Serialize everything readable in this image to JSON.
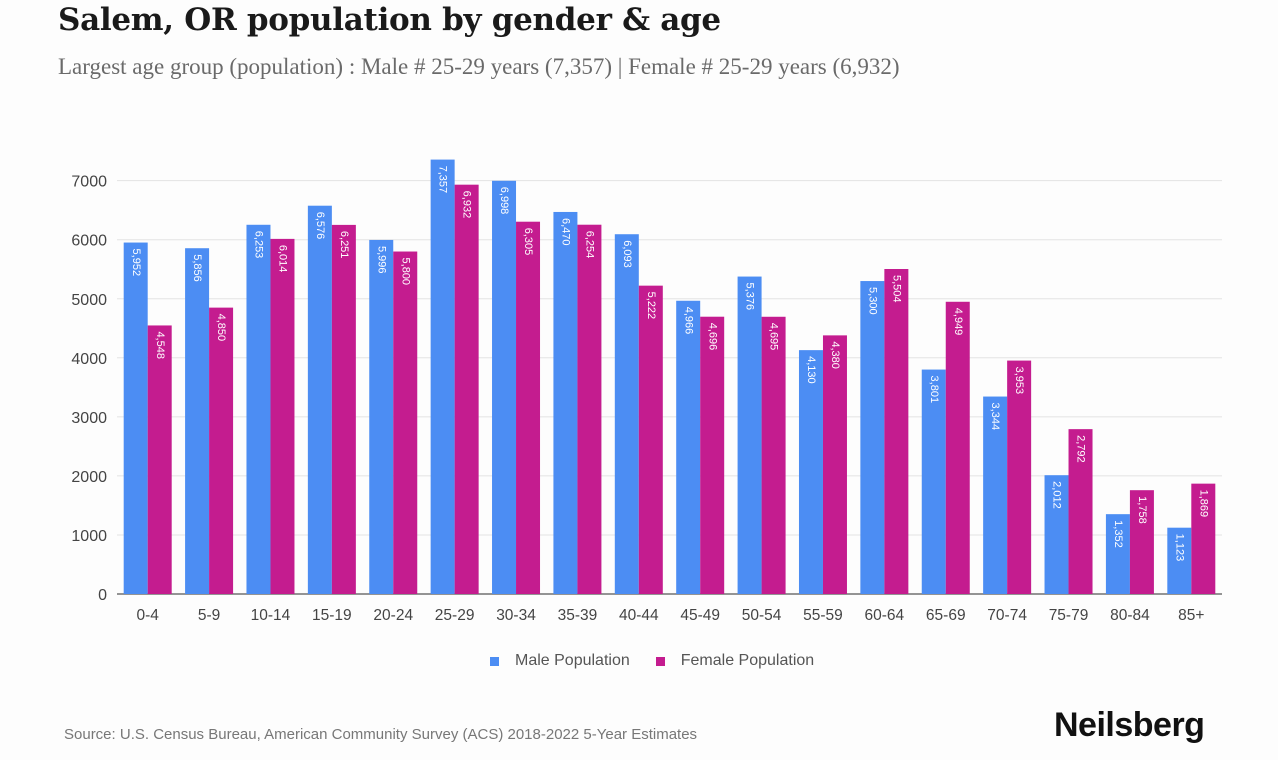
{
  "title": "Salem, OR population by gender & age",
  "subtitle": "Largest age group (population) : Male # 25-29 years (7,357) | Female # 25-29 years (6,932)",
  "source": "Source: U.S. Census Bureau, American Community Survey (ACS) 2018-2022 5-Year Estimates",
  "brand": "Neilsberg",
  "colors": {
    "male": "#4c8df3",
    "female": "#c41c8f",
    "grid": "#e3e3e3",
    "axis": "#555555"
  },
  "chart_data": {
    "type": "bar",
    "categories": [
      "0-4",
      "5-9",
      "10-14",
      "15-19",
      "20-24",
      "25-29",
      "30-34",
      "35-39",
      "40-44",
      "45-49",
      "50-54",
      "55-59",
      "60-64",
      "65-69",
      "70-74",
      "75-79",
      "80-84",
      "85+"
    ],
    "series": [
      {
        "name": "Male Population",
        "values": [
          5952,
          5856,
          6253,
          6576,
          5996,
          7357,
          6998,
          6470,
          6093,
          4966,
          5376,
          4130,
          5300,
          3801,
          3344,
          2012,
          1352,
          1123
        ],
        "labels": [
          "5,952",
          "5,856",
          "6,253",
          "6,576",
          "5,996",
          "7,357",
          "6,998",
          "6,470",
          "6,093",
          "4,966",
          "5,376",
          "4,130",
          "5,300",
          "3,801",
          "3,344",
          "2,012",
          "1,352",
          "1,123"
        ]
      },
      {
        "name": "Female Population",
        "values": [
          4548,
          4850,
          6014,
          6251,
          5800,
          6932,
          6305,
          6254,
          5222,
          4696,
          4695,
          4380,
          5504,
          4949,
          3953,
          2792,
          1758,
          1869
        ],
        "labels": [
          "4,548",
          "4,850",
          "6,014",
          "6,251",
          "5,800",
          "6,932",
          "6,305",
          "6,254",
          "5,222",
          "4,696",
          "4,695",
          "4,380",
          "5,504",
          "4,949",
          "3,953",
          "2,792",
          "1,758",
          "1,869"
        ]
      }
    ],
    "yticks": [
      "0",
      "1000",
      "2000",
      "3000",
      "4000",
      "5000",
      "6000",
      "7000"
    ],
    "ylim": [
      0,
      7350
    ],
    "grid": true,
    "legend_position": "bottom-center"
  }
}
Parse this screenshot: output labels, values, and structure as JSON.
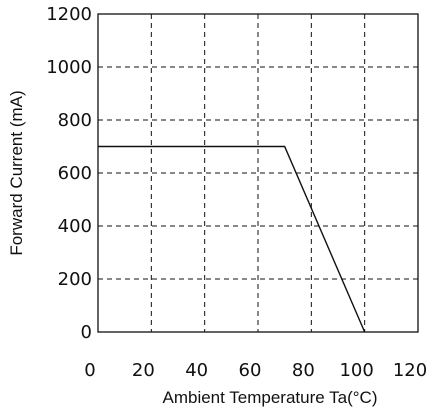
{
  "chart_data": {
    "type": "line",
    "title": "",
    "xlabel": "Ambient Temperature Ta(°C)",
    "ylabel": "Forward Current (mA)",
    "xlim": [
      0,
      120
    ],
    "ylim": [
      0,
      1200
    ],
    "x_ticks": [
      0,
      20,
      40,
      60,
      80,
      100,
      120
    ],
    "y_ticks": [
      0,
      200,
      400,
      600,
      800,
      1000,
      1200
    ],
    "grid": true,
    "grid_style": "dashed",
    "series": [
      {
        "x": [
          0,
          70,
          100
        ],
        "y": [
          700,
          700,
          0
        ],
        "color": "#111111"
      }
    ]
  }
}
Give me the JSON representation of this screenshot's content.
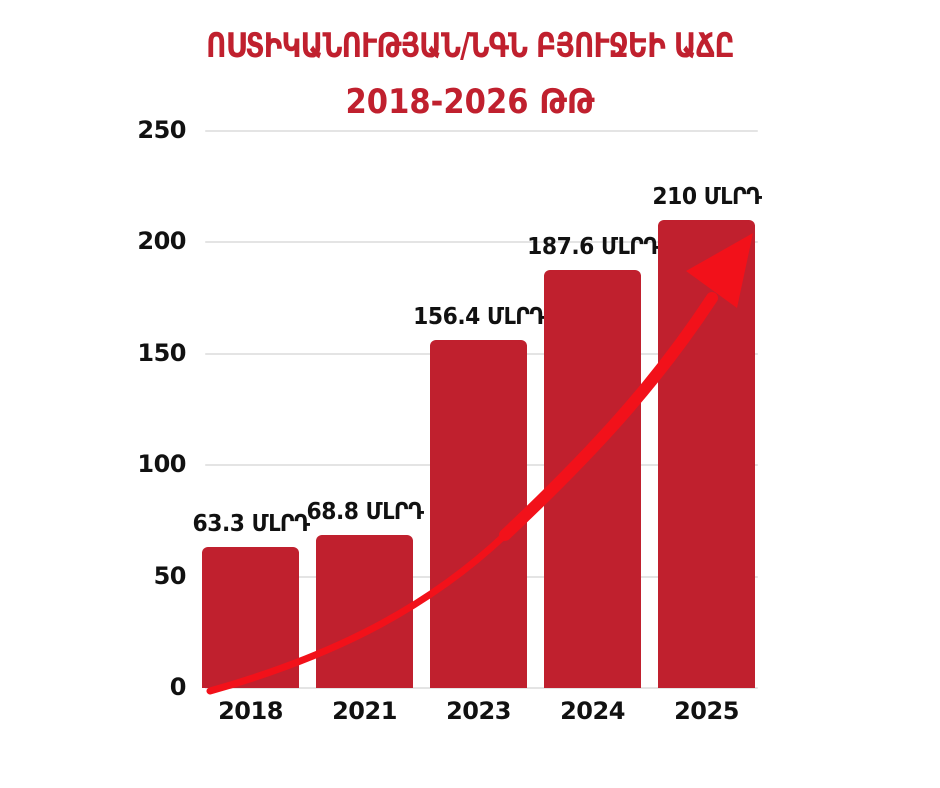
{
  "title": {
    "line1": "ՈՍՏԻԿԱՆՈՒԹՅԱՆ/ՆԳՆ ԲՅՈՒՋԵԻ ԱՃԸ",
    "line2": "2018-2026 ԹԹ"
  },
  "chart_data": {
    "type": "bar",
    "title": "ՈՍՏԻԿԱՆՈՒԹՅԱՆ/ՆԳՆ ԲՅՈՒՋԵԻ ԱՃԸ 2018-2026 ԹԹ",
    "categories": [
      "2018",
      "2021",
      "2023",
      "2024",
      "2025"
    ],
    "values": [
      63.3,
      68.8,
      156.4,
      187.6,
      210
    ],
    "bar_labels": [
      "63.3 ՄԼՐԴ",
      "68.8 ՄԼՐԴ",
      "156.4 ՄԼՐԴ",
      "187.6 ՄԼՐԴ",
      "210 ՄԼՐԴ"
    ],
    "unit": "ՄԼՐԴ",
    "y_ticks": [
      0,
      50,
      100,
      150,
      200,
      250
    ],
    "ylim": [
      0,
      250
    ],
    "xlabel": "",
    "ylabel": "",
    "grid": true,
    "legend": false,
    "annotations": [
      "rising-trend-arrow"
    ],
    "colors": {
      "bar": "#C0202E",
      "arrow": "#F2111A",
      "title": "#C0202E",
      "axis_text": "#111111",
      "gridline": "#E4E4E4",
      "background": "#FFFFFF"
    }
  }
}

- _What is expected_
Go through the records. Copy each line where "values" appears.

- _Solution to this exercise_
        "values": [
        "values": [
Parse this screenshot: output labels, values, and structure as JSON.
    "values": [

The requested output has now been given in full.